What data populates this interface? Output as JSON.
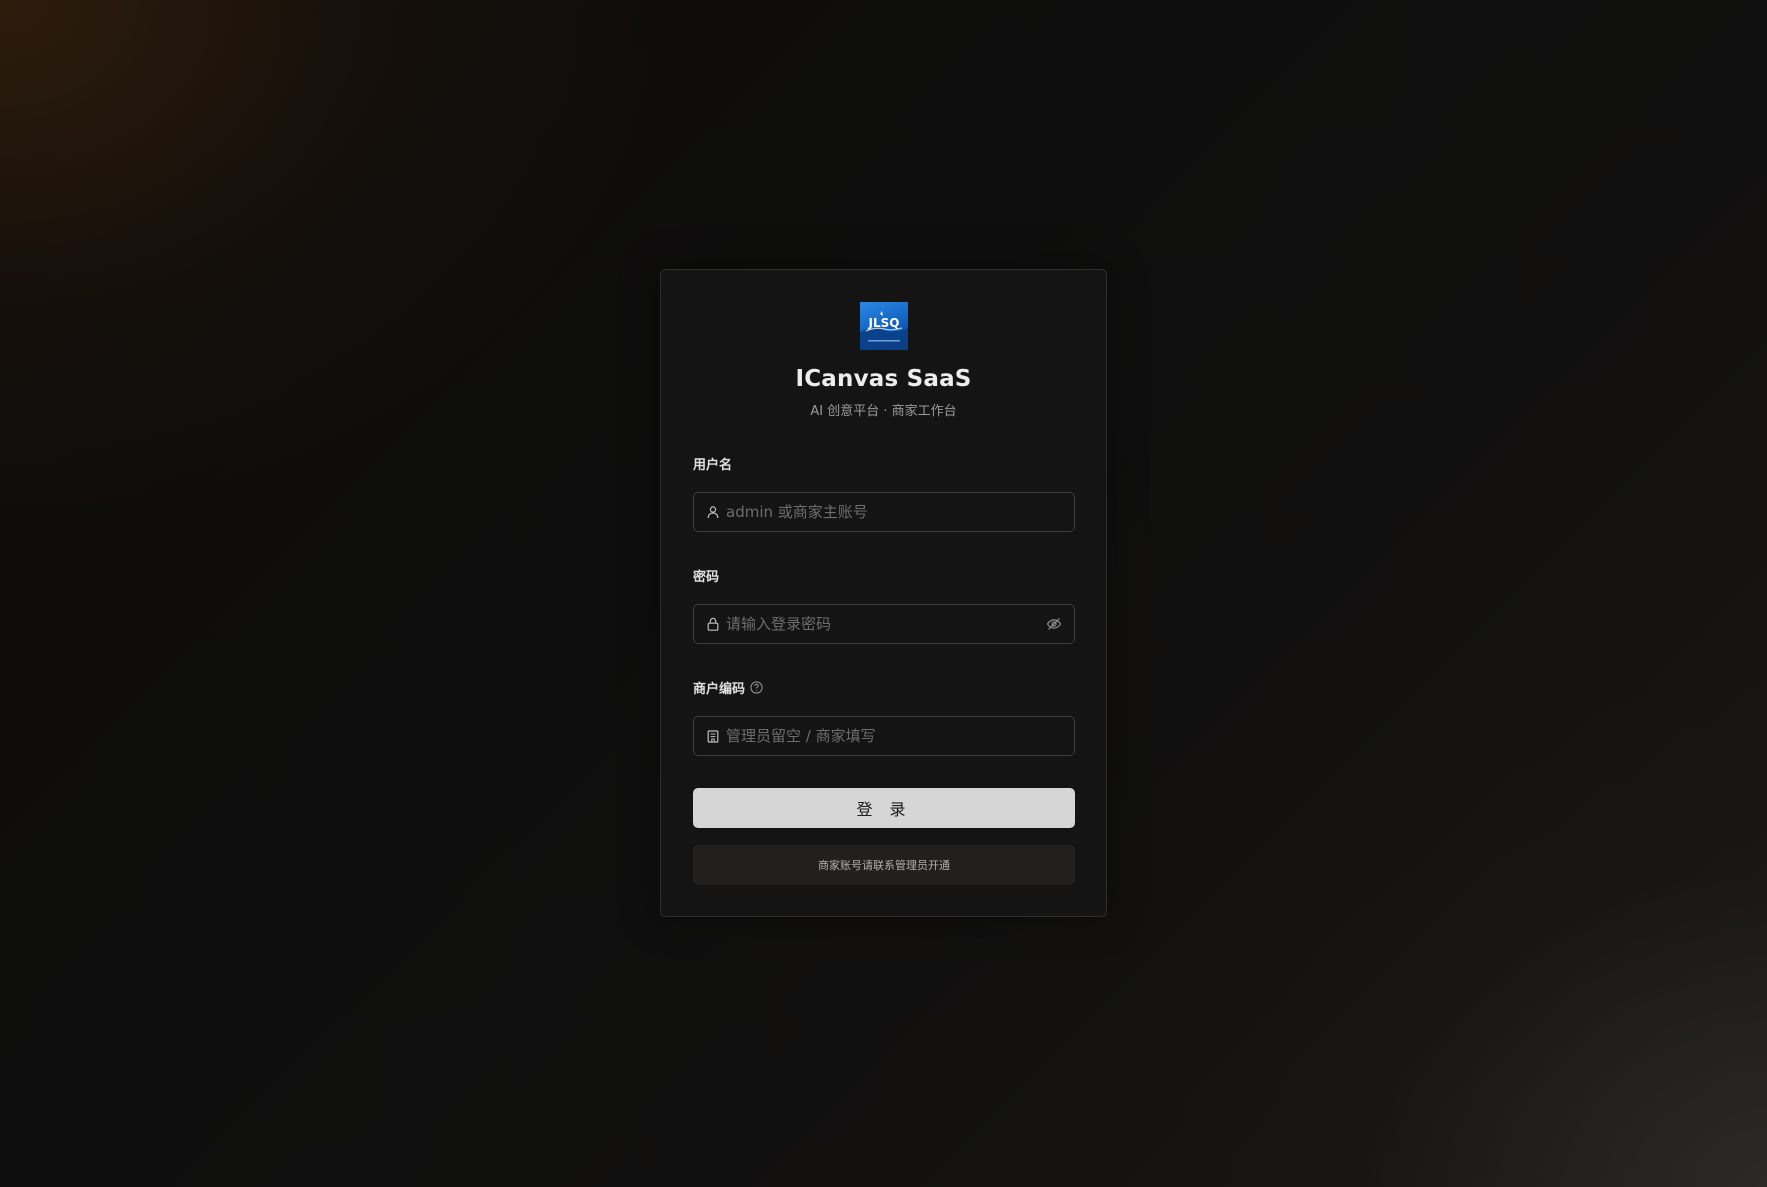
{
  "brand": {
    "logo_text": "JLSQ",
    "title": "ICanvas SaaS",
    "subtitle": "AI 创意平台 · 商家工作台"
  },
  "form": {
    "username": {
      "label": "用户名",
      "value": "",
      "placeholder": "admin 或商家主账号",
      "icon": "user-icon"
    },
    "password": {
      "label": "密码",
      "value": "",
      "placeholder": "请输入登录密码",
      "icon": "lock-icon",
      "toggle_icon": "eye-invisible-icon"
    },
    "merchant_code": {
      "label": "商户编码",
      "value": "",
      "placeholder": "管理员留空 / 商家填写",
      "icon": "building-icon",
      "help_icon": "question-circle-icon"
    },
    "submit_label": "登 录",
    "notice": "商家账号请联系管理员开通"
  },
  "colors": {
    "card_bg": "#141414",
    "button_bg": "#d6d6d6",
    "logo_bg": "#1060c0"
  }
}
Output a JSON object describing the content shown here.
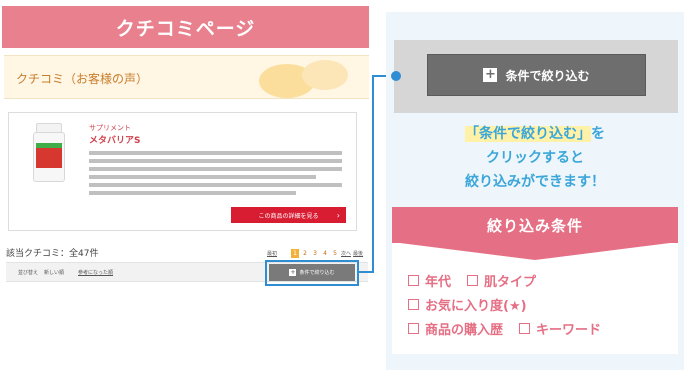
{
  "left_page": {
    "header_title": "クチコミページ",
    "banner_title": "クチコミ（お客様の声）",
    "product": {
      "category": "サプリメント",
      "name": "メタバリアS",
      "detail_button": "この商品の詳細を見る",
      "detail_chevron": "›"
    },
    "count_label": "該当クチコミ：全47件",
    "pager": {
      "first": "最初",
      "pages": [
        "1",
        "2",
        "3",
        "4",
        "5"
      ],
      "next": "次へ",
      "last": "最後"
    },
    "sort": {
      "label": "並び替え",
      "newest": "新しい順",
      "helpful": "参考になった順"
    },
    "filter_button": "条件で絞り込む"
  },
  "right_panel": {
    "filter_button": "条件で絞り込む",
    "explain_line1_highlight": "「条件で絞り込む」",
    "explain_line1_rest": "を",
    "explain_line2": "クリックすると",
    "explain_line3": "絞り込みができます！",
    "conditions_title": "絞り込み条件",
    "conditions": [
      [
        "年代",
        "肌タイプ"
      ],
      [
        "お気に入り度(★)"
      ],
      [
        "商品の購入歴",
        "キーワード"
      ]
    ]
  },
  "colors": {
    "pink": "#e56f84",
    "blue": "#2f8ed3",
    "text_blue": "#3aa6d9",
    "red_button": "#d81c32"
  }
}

* TASK DETAILS
Every line above that contains the word "JSON" should be reported.

* SOLUTION
What data populates this interface? Output as JSON.
Output a JSON object describing the content shown here.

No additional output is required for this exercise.